→ **Vorgegebener Textauszug**
════

32. Heben der Augenbrauen (Anspannung)
Ein Heben der Augenbrauen ist auch Reaktion auf eine unliebsame Überraschung oder ein schockierendes Ereignis. Kombiniert mit angespannten Gesichtszügen oder zusammengepressten Lippen verrät es uns, dass ein Mensch gerade etwas Schlimmes erlebt hat. Vom oben beschriebenen Augengruß unterscheidet sich dieses Heben der Augenbrauen durch eine stärkere Anspannung der Muskeln und eine längere Dauer.

════

→ **Schriftliche Aufgabe 1**
Trage aus den Datensätzen jede Zeile zusammen, in der die Zeichenfolge „chevron“ vorkommt, wobei Groß- und Kleinschreibung zählt.
Der Text und die Datensätze haben inhaltlich nichts miteinander zu tun.

════

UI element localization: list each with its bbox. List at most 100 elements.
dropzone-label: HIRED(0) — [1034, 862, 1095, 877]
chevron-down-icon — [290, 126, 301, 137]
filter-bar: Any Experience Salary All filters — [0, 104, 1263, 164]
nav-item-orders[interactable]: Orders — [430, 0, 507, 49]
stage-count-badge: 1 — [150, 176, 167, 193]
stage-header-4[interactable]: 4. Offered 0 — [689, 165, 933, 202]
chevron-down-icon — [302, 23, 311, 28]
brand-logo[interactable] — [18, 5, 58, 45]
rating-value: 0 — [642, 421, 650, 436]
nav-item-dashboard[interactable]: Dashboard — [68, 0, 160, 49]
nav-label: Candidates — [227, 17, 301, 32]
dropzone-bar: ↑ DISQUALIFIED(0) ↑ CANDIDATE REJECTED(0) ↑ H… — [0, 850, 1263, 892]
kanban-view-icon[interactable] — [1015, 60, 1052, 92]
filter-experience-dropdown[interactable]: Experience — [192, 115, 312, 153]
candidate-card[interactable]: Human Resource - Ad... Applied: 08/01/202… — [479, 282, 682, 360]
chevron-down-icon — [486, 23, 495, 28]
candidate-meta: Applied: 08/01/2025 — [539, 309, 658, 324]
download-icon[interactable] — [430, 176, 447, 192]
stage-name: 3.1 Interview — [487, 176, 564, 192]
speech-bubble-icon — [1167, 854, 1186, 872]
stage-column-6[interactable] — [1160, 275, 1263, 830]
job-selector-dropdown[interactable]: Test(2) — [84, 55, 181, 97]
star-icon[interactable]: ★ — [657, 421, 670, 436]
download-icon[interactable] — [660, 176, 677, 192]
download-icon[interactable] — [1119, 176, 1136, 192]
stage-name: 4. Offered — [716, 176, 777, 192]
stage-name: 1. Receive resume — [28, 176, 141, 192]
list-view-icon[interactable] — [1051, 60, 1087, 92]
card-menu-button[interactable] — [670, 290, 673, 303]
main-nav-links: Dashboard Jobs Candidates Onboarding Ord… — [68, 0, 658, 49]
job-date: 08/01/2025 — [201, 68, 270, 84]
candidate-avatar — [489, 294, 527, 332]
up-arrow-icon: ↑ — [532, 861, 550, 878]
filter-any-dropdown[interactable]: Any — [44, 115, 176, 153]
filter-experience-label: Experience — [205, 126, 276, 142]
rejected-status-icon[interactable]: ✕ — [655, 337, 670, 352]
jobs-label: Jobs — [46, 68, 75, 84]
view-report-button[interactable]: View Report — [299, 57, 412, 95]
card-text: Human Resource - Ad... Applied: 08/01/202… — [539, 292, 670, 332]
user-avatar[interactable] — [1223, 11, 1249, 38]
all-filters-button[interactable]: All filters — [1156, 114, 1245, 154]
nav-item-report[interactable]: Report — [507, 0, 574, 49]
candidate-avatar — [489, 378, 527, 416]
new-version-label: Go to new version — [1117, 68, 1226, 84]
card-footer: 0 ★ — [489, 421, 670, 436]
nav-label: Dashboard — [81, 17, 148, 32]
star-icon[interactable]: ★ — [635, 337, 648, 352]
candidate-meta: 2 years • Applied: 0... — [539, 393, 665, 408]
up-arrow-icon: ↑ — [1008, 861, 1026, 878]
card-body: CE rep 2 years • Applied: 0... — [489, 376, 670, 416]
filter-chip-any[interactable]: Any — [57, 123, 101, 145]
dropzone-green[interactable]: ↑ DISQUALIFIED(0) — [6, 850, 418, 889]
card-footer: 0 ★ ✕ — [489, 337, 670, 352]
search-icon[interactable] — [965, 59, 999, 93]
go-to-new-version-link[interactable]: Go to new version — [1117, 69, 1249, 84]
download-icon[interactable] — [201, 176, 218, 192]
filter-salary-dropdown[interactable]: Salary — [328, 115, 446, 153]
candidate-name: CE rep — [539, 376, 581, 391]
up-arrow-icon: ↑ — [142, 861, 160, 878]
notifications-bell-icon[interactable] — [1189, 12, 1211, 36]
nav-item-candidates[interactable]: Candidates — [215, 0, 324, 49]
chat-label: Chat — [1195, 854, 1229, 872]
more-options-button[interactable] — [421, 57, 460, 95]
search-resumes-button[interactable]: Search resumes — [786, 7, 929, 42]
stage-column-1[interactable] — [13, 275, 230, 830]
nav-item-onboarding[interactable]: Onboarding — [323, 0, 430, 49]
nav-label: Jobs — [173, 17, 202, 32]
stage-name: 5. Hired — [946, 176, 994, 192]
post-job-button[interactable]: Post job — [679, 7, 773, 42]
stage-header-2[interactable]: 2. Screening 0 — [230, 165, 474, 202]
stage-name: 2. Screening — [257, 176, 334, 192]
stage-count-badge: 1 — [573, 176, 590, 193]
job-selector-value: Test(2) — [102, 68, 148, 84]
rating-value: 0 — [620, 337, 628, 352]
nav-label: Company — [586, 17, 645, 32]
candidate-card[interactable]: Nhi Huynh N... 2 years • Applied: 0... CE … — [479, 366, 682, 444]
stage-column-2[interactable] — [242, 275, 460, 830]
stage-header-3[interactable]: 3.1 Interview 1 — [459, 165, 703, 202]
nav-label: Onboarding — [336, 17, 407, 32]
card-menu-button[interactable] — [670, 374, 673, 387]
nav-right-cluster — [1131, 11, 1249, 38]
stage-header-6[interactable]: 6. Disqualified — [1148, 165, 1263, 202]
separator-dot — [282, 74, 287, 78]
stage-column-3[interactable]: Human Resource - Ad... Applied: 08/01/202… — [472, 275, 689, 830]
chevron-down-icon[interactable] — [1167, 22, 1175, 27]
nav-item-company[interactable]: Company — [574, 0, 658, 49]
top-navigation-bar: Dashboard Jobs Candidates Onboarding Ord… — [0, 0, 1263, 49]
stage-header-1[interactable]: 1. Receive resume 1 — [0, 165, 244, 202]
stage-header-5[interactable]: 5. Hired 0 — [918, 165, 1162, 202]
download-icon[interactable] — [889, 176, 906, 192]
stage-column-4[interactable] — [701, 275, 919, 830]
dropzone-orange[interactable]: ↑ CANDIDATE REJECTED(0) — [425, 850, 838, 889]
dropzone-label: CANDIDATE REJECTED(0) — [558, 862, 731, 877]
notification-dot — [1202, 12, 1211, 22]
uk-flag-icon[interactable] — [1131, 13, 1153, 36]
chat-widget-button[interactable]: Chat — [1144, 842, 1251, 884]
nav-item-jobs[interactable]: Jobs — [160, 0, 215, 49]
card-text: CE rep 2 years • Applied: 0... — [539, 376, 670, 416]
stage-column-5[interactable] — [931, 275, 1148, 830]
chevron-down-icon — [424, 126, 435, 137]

════

→ **Schriftliche Aufgabe 2**
Schreib bitte den Text über das Heben der Augenbrauen im Anschluss an seinen letzten Satz weiter.

→ **Ergebnis der Übung 1**
chevron-down-icon — [290, 126, 301, 137]
chevron-down-icon — [302, 23, 311, 28]
chevron-down-icon — [486, 23, 495, 28]
chevron-down-icon[interactable] — [1167, 22, 1175, 27]
chevron-down-icon — [424, 126, 435, 137]

→ **Ergebnis der Übung 2**
33. Heben der Augenbrauen mit zum Brustbein weisenden Kinn
Durch ein Heben der Augenbrauen mit geschlossenem Mund und nach hinten gezogenem Kinn signalisieren wir, dass wir eine soeben vernommene Nachricht in Zweifel ziehen oder von ihr überrascht sind. Diesen Gesichtsausdruck zeigen wir auch, wenn wir ein beobachtetes Verhalten oder eine Äußerung missbilligen. Wir übermitteln dann die Botschaft: »Was ich gerade gesehen habe, gefällt mir nicht.« Lehrer reagieren mit dieser Mimik oft auf ein Fehlverhalten ihrer Schüler.
34. Heben einer Augenbraue
Weist eine Augenbraue nach oben, während die andere in der normalen Position verbleibt oder ein Stück nach unten gezogen wird, ist dies Ausdruck von Zweifel oder Ungläubigkeit. Wir signalisieren dadurch, dass wir soeben Gehörtes infrage stellen. Der Schauspieler Jack Nicholson ist – auf der Leinwandund hinter den Kulissen – dafür bekannt, Zweifel an der Aussage seines Gegenübers durch das Heben einer Augenbraue auszudrücken.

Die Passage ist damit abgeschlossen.